:: SELECTED EXCERPT ::

Looks and sounds exciting, right? It is, but be sure to save often. Under Linux, it seems to crash pretty frequently even if you aren’t debugging. It also suffers from other minor issues like sometimes forgetting how to move components. Saving, closing the application, and reopening it seems to fix that. Plus, we assume they will squash bugs as they are reported. One of my major hangs was solved by removing the default (old) Arduino IDE and making sure the most recent was on the path. But the crashing was frequent and seemed more or less random. It seemed that I most often had crashes on Linux with occasional freezes but on Windows it would freeze but not totally crash.

Basic Operation

The basic operation is pretty much what you’d expect. The window is broadly divided into three panes. The leftmost pane shows, by default, a palette of components. You can use the vertical tab strip on the left to also pick a memory viewer, a property inspector, or a file explorer.

The central pane is where you can draw your circuit and it looks like a yellow piece of engineering paper with a grid. Along the top are file buttons that do things like save and load files.

You’ll see a similar row of buttons above the rightmost pane. This is a code editor and debugging window that can interface with the Arduino IDE. It looks like it can also interface with GCBasic for the PIC, although I didn’t try that.

You drag components from the left onto the circuit. Wiring isn’t a distinct operation. You just let the mouse float over the connection until the cursor makes a cross. Click and then drag to the connection point and click again. Sometimes the program forgets to make the cross cursor and then I’ve had to save and restart.

Most of the components are just what you think they are. There are some fun ones including a keypad, an LED matrix, text and graphic LCDs, and even stepper and servo motors. You’ll also find several logic functions, 7400-series ICs, and there are annotation tools like text and boxes at the very bottom. You can right click on a category and hide components you never want to see.

At the top, you can add a voltmeter, an ammeter, or an oscilloscope to your circuit. The oscilloscope isn’t that useful because it is small. What you really want to do is use a probe. This just shows the voltage at some point but you can right click on it and add the probe to the plotter which appears at the bottom of the screen. This is a much more useful scope option.

There are a few quirks with the components. The voltage source has a push button that defaults to off. You have to remember to turn it on or things won’t work well. The potentiometers were particularly frustrating. The videos of older versions show a nice little potentiometer knob and that appears on my Windows laptop, too. On Linux the potentiometer (and the oscilloscope controls) look like a little tiny joystick and it is very difficult to set a value. It is easier to right click and select properties and adjust the value there. Just note that the value won’t change until you leave the field.

Microcontroller Features

If that’s all there was to it, you’d be better off using any of a number of simulators that we’ve talked about before. But the big draw here is being able to plop a microcontroller down in your circuit. The system provides PIC and AVR CPUs that are supported by the simulator code it uses. There’s also four variants of Arduinos: the Uno, Nano, Duemilanove, and the Leonardo.

:::
:: DATA ::

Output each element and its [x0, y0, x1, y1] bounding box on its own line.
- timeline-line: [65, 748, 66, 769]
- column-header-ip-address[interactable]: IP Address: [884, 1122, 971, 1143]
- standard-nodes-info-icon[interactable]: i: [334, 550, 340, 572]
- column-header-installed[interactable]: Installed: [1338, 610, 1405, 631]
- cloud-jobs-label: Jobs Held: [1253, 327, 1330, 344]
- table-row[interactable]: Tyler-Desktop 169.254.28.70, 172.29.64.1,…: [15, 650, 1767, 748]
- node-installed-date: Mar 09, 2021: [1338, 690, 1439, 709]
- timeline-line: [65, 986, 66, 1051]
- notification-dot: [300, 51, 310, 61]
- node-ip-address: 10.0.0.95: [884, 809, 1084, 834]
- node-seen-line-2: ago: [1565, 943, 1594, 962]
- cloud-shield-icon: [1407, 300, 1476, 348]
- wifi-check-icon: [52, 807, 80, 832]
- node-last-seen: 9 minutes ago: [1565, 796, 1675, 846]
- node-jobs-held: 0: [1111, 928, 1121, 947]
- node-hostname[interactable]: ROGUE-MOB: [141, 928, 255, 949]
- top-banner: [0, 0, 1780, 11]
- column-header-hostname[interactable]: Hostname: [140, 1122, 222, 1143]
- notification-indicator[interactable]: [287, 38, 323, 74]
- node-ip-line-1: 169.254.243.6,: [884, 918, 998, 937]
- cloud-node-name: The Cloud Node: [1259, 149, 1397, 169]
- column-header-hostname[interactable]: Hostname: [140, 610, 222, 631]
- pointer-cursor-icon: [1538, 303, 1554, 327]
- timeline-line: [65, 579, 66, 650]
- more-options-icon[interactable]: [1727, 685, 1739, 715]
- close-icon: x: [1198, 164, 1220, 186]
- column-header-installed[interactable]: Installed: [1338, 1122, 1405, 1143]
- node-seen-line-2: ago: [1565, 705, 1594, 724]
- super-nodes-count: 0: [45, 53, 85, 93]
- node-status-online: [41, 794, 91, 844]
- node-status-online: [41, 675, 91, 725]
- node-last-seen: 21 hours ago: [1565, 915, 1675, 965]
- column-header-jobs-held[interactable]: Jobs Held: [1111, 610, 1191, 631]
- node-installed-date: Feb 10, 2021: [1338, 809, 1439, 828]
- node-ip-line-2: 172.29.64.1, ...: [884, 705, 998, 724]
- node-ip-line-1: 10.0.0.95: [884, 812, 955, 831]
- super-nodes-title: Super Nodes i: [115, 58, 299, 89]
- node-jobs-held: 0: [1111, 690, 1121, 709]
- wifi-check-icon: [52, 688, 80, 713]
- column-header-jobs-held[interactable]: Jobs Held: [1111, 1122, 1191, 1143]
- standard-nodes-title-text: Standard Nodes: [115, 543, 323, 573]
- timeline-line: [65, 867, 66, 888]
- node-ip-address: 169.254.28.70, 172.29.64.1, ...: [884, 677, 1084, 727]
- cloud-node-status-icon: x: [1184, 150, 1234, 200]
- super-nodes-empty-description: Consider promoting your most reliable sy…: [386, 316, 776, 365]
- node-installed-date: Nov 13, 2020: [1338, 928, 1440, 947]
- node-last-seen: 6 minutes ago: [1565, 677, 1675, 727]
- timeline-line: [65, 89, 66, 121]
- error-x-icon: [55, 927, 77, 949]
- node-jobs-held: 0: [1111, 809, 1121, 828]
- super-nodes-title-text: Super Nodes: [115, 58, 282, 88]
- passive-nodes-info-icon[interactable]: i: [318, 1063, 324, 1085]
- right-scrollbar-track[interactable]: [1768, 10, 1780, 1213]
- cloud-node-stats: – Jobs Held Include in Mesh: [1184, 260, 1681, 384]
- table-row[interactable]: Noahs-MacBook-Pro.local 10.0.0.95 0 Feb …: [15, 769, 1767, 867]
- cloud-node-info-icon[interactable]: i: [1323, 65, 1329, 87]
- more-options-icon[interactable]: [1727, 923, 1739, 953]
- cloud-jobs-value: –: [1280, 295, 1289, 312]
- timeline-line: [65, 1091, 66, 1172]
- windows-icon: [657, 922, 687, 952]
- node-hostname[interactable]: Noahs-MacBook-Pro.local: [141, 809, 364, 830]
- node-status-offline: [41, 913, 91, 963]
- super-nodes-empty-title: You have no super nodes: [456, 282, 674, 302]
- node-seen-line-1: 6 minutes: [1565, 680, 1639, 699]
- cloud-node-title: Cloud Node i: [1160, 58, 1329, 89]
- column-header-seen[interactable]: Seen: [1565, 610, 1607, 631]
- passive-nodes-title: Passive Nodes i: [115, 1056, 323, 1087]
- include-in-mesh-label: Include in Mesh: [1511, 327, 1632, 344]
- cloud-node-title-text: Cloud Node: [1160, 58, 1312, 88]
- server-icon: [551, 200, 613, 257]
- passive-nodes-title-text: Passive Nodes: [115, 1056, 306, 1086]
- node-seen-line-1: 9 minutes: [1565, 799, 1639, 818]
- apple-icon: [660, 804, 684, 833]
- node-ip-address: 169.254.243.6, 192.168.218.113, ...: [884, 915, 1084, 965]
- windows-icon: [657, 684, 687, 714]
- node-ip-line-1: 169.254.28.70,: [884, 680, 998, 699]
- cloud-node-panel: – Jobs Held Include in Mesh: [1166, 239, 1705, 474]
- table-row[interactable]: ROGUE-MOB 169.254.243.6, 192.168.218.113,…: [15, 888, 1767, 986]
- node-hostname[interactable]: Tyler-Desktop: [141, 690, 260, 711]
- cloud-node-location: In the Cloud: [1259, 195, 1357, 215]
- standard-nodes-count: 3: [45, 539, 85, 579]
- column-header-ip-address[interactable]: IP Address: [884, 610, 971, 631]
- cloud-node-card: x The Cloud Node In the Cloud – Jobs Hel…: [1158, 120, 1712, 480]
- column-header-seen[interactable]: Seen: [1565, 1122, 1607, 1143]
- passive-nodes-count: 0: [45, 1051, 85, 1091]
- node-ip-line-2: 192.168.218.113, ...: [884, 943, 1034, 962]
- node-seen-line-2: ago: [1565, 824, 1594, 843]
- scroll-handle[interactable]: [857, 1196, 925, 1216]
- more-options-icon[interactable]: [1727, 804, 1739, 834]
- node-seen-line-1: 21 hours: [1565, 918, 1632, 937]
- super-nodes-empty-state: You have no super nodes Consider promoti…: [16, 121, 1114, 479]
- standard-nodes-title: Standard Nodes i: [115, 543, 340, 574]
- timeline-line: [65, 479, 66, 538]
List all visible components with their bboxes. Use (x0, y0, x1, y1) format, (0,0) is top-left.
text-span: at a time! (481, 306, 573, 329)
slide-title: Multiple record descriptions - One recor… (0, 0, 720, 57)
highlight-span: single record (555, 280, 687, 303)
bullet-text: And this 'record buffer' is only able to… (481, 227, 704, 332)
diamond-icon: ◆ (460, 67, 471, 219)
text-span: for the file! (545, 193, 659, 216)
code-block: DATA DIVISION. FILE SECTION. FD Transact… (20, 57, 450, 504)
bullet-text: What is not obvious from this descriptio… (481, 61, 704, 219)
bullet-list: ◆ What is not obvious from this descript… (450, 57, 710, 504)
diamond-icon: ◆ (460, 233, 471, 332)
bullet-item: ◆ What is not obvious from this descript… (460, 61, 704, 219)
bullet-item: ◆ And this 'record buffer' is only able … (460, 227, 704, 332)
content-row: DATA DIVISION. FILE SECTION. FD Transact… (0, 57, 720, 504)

:::

**REQUIRED WORK**
In the circuit simulator review, which four Arduino variants does the system provide?

**EXERCISE ANSWER**
The Uno, Nano, Duemilanove, and Leonardo.